— start of Extracted material —
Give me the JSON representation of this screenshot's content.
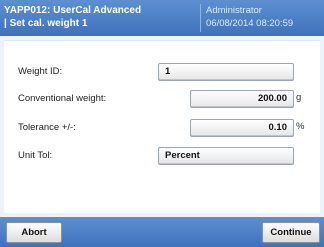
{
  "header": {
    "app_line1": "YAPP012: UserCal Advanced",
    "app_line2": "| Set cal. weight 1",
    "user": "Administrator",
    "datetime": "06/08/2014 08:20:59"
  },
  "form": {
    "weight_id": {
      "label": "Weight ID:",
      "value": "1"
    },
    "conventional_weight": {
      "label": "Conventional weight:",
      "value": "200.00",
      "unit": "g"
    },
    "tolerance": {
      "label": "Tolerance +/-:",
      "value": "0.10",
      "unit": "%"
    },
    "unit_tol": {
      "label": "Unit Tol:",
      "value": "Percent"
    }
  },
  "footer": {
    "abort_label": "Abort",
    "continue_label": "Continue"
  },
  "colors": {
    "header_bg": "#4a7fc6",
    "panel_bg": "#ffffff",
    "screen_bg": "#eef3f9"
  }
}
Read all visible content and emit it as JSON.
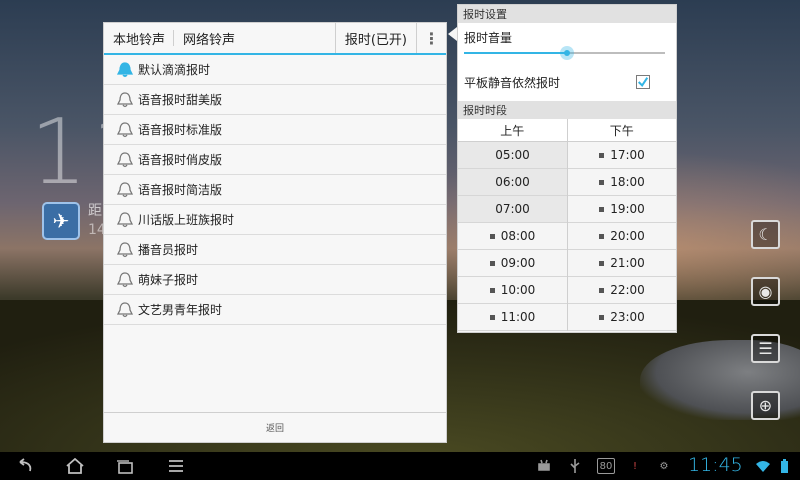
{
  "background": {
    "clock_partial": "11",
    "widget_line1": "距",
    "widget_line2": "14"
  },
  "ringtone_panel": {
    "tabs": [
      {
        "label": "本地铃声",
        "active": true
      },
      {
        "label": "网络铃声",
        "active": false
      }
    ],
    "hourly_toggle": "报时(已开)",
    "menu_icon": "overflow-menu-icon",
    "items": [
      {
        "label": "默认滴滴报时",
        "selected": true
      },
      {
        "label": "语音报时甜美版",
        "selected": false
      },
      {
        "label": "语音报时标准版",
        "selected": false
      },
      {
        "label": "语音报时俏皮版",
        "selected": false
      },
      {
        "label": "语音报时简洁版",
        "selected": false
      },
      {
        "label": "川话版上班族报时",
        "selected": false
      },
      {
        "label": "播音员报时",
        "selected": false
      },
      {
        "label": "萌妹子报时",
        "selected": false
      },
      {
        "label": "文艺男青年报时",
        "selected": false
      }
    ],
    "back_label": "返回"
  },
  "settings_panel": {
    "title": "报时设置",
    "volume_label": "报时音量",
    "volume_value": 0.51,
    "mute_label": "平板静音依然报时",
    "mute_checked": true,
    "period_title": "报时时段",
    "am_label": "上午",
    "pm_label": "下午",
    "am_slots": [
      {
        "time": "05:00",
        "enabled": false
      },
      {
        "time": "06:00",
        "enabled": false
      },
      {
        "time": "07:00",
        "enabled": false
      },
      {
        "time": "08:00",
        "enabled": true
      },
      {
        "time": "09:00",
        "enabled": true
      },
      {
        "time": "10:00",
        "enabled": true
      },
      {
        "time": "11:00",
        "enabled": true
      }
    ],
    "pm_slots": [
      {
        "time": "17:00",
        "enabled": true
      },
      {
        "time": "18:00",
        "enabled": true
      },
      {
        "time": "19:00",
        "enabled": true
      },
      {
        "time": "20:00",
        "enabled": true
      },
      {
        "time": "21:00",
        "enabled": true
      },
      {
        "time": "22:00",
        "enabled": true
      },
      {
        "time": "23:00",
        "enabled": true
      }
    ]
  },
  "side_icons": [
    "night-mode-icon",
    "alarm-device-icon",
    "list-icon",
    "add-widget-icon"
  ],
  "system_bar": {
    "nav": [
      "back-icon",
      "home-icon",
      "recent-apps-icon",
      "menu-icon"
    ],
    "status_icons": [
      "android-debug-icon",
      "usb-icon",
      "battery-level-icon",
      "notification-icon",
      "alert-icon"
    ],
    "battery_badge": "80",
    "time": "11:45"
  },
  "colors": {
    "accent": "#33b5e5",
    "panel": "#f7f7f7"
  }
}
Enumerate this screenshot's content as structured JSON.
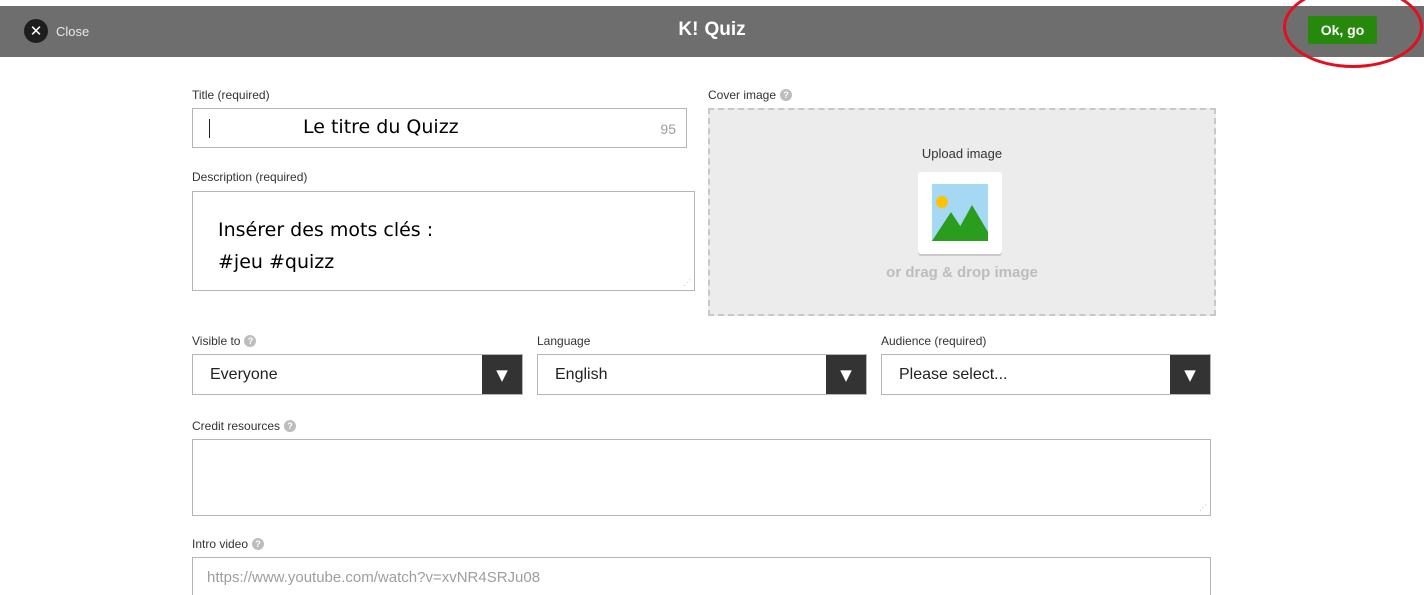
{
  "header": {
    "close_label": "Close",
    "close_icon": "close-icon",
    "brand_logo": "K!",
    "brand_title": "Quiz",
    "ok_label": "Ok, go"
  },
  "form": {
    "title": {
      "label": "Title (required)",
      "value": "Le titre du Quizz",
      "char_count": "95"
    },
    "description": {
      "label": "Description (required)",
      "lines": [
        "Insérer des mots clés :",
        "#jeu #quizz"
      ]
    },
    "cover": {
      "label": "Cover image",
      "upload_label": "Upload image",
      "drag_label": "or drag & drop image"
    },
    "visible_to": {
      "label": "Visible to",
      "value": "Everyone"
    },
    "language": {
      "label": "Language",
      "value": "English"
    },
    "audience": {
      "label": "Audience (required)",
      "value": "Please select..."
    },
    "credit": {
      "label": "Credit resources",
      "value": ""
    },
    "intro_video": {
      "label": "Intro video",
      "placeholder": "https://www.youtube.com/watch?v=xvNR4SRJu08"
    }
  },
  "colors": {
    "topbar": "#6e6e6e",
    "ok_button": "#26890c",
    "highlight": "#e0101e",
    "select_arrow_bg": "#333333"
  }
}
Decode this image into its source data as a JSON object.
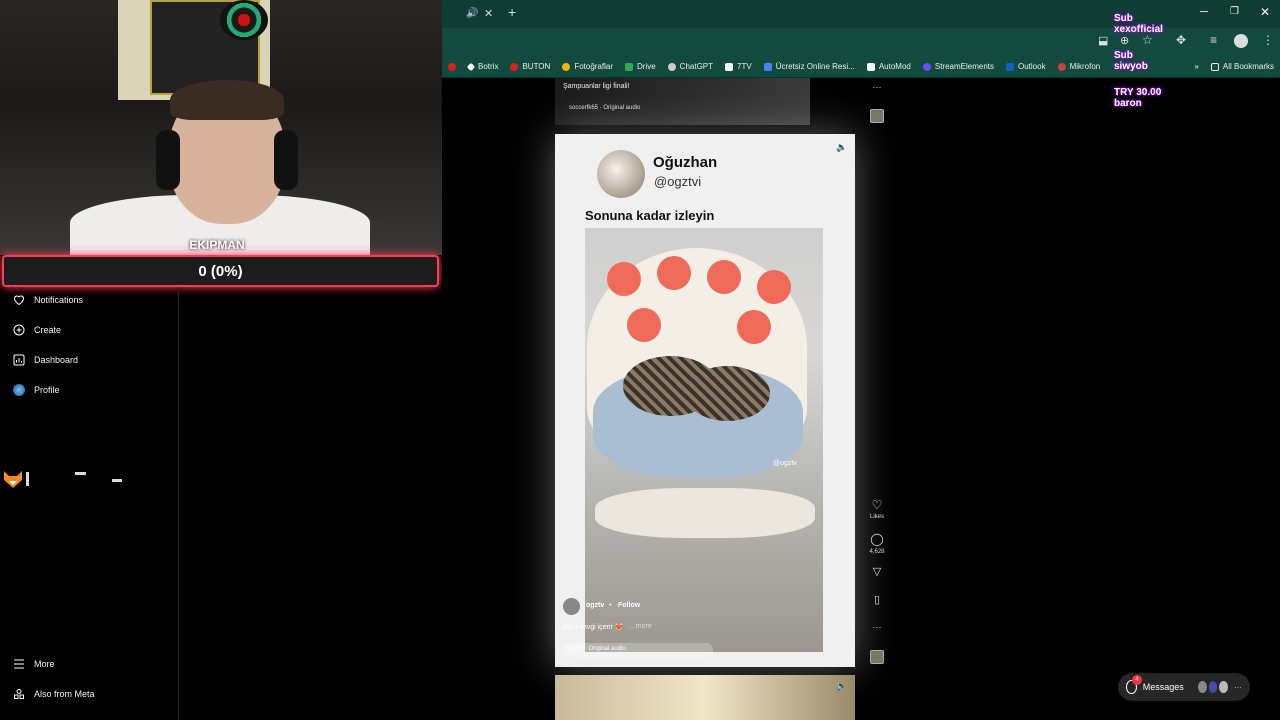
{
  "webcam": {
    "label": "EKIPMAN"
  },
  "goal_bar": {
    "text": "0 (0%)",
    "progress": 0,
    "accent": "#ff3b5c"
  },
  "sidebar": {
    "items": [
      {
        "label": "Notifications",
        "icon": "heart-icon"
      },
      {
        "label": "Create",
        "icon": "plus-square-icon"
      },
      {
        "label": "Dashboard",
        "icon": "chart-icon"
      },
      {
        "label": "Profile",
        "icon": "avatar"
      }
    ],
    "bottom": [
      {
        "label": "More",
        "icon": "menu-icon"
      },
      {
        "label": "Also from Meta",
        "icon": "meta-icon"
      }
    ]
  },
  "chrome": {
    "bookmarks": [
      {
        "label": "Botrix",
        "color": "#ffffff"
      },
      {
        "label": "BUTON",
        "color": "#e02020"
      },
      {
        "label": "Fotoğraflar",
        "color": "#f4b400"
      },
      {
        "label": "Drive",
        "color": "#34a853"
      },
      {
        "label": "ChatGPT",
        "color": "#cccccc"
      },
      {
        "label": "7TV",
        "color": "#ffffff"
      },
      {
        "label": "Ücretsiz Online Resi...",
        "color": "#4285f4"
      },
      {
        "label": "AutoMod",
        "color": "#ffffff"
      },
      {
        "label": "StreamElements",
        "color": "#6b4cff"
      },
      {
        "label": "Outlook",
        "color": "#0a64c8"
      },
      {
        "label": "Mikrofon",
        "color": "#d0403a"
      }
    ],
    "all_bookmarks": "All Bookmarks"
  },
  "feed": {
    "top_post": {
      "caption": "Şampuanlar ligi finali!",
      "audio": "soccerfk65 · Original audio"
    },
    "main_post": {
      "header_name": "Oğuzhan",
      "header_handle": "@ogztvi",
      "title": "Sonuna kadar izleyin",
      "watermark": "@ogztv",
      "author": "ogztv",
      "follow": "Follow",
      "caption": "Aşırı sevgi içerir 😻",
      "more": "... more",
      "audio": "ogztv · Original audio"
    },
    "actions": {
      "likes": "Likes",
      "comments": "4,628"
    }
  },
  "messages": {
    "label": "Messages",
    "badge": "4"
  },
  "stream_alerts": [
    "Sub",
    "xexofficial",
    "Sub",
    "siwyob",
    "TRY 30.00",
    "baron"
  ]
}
— end of Extracted material —
**Written request**
Restate the entire listing word for word, excluding pictures.

**Problem solution**
Give me the JSON representation of this screenshot's content.
{
  "header": {
    "app_line1": "YAPP012: UserCal Advanced",
    "app_line2": "| Set cal. weight 1",
    "user": "Administrator",
    "datetime": "06/08/2014 08:20:59"
  },
  "form": {
    "weight_id": {
      "label": "Weight ID:",
      "value": "1"
    },
    "conventional_weight": {
      "label": "Conventional weight:",
      "value": "200.00",
      "unit": "g"
    },
    "tolerance": {
      "label": "Tolerance +/-:",
      "value": "0.10",
      "unit": "%"
    },
    "unit_tol": {
      "label": "Unit Tol:",
      "value": "Percent"
    }
  },
  "footer": {
    "abort_label": "Abort",
    "continue_label": "Continue"
  },
  "colors": {
    "header_bg": "#4a7fc6",
    "panel_bg": "#ffffff",
    "screen_bg": "#eef3f9"
  }
}
Read all visible content and emit it as JSON.
{
  "background": {
    "clock_partial": "11",
    "widget_line1": "距",
    "widget_line2": "14"
  },
  "ringtone_panel": {
    "tabs": [
      {
        "label": "本地铃声",
        "active": true
      },
      {
        "label": "网络铃声",
        "active": false
      }
    ],
    "hourly_toggle": "报时(已开)",
    "menu_icon": "overflow-menu-icon",
    "items": [
      {
        "label": "默认滴滴报时",
        "selected": true
      },
      {
        "label": "语音报时甜美版",
        "selected": false
      },
      {
        "label": "语音报时标准版",
        "selected": false
      },
      {
        "label": "语音报时俏皮版",
        "selected": false
      },
      {
        "label": "语音报时简洁版",
        "selected": false
      },
      {
        "label": "川话版上班族报时",
        "selected": false
      },
      {
        "label": "播音员报时",
        "selected": false
      },
      {
        "label": "萌妹子报时",
        "selected": false
      },
      {
        "label": "文艺男青年报时",
        "selected": false
      }
    ],
    "back_label": "返回"
  },
  "settings_panel": {
    "title": "报时设置",
    "volume_label": "报时音量",
    "volume_value": 0.51,
    "mute_label": "平板静音依然报时",
    "mute_checked": true,
    "period_title": "报时时段",
    "am_label": "上午",
    "pm_label": "下午",
    "am_slots": [
      {
        "time": "05:00",
        "enabled": false
      },
      {
        "time": "06:00",
        "enabled": false
      },
      {
        "time": "07:00",
        "enabled": false
      },
      {
        "time": "08:00",
        "enabled": true
      },
      {
        "time": "09:00",
        "enabled": true
      },
      {
        "time": "10:00",
        "enabled": true
      },
      {
        "time": "11:00",
        "enabled": true
      }
    ],
    "pm_slots": [
      {
        "time": "17:00",
        "enabled": true
      },
      {
        "time": "18:00",
        "enabled": true
      },
      {
        "time": "19:00",
        "enabled": true
      },
      {
        "time": "20:00",
        "enabled": true
      },
      {
        "time": "21:00",
        "enabled": true
      },
      {
        "time": "22:00",
        "enabled": true
      },
      {
        "time": "23:00",
        "enabled": true
      }
    ]
  },
  "side_icons": [
    "night-mode-icon",
    "alarm-device-icon",
    "list-icon",
    "add-widget-icon"
  ],
  "system_bar": {
    "nav": [
      "back-icon",
      "home-icon",
      "recent-apps-icon",
      "menu-icon"
    ],
    "status_icons": [
      "android-debug-icon",
      "usb-icon",
      "battery-level-icon",
      "notification-icon",
      "alert-icon"
    ],
    "battery_badge": "80",
    "time": "11:45"
  },
  "colors": {
    "accent": "#33b5e5",
    "panel": "#f7f7f7"
  }
}
Enumerate this screenshot's content as structured JSON.
{
  "header": {
    "close_label": "Close",
    "close_icon": "close-icon",
    "brand_logo": "K!",
    "brand_title": "Quiz",
    "ok_label": "Ok, go"
  },
  "form": {
    "title": {
      "label": "Title (required)",
      "value": "Le titre du Quizz",
      "char_count": "95"
    },
    "description": {
      "label": "Description (required)",
      "lines": [
        "Insérer des mots clés :",
        "#jeu #quizz"
      ]
    },
    "cover": {
      "label": "Cover image",
      "upload_label": "Upload image",
      "drag_label": "or drag & drop image"
    },
    "visible_to": {
      "label": "Visible to",
      "value": "Everyone"
    },
    "language": {
      "label": "Language",
      "value": "English"
    },
    "audience": {
      "label": "Audience (required)",
      "value": "Please select..."
    },
    "credit": {
      "label": "Credit resources",
      "value": ""
    },
    "intro_video": {
      "label": "Intro video",
      "placeholder": "https://www.youtube.com/watch?v=xvNR4SRJu08"
    }
  },
  "colors": {
    "topbar": "#6e6e6e",
    "ok_button": "#26890c",
    "highlight": "#e0101e",
    "select_arrow_bg": "#333333"
  }
}
Decode this image into its source data as a JSON object.
{
  "webcam": {
    "label": "EKIPMAN"
  },
  "goal_bar": {
    "text": "0 (0%)",
    "progress": 0,
    "accent": "#ff3b5c"
  },
  "sidebar": {
    "items": [
      {
        "label": "Notifications",
        "icon": "heart-icon"
      },
      {
        "label": "Create",
        "icon": "plus-square-icon"
      },
      {
        "label": "Dashboard",
        "icon": "chart-icon"
      },
      {
        "label": "Profile",
        "icon": "avatar"
      }
    ],
    "bottom": [
      {
        "label": "More",
        "icon": "menu-icon"
      },
      {
        "label": "Also from Meta",
        "icon": "meta-icon"
      }
    ]
  },
  "chrome": {
    "bookmarks": [
      {
        "label": "Botrix",
        "color": "#ffffff"
      },
      {
        "label": "BUTON",
        "color": "#e02020"
      },
      {
        "label": "Fotoğraflar",
        "color": "#f4b400"
      },
      {
        "label": "Drive",
        "color": "#34a853"
      },
      {
        "label": "ChatGPT",
        "color": "#cccccc"
      },
      {
        "label": "7TV",
        "color": "#ffffff"
      },
      {
        "label": "Ücretsiz Online Resi...",
        "color": "#4285f4"
      },
      {
        "label": "AutoMod",
        "color": "#ffffff"
      },
      {
        "label": "StreamElements",
        "color": "#6b4cff"
      },
      {
        "label": "Outlook",
        "color": "#0a64c8"
      },
      {
        "label": "Mikrofon",
        "color": "#d0403a"
      }
    ],
    "all_bookmarks": "All Bookmarks"
  },
  "feed": {
    "top_post": {
      "caption": "Şampuanlar ligi finali!",
      "audio": "soccerfk65 · Original audio"
    },
    "main_post": {
      "header_name": "Oğuzhan",
      "header_handle": "@ogztvi",
      "title": "Sonuna kadar izleyin",
      "watermark": "@ogztv",
      "author": "ogztv",
      "follow": "Follow",
      "caption": "Aşırı sevgi içerir 😻",
      "more": "... more",
      "audio": "ogztv · Original audio"
    },
    "actions": {
      "likes": "Likes",
      "comments": "4,628"
    }
  },
  "messages": {
    "label": "Messages",
    "badge": "4"
  },
  "stream_alerts": [
    "Sub",
    "xexofficial",
    "Sub",
    "siwyob",
    "TRY 30.00",
    "baron"
  ]
}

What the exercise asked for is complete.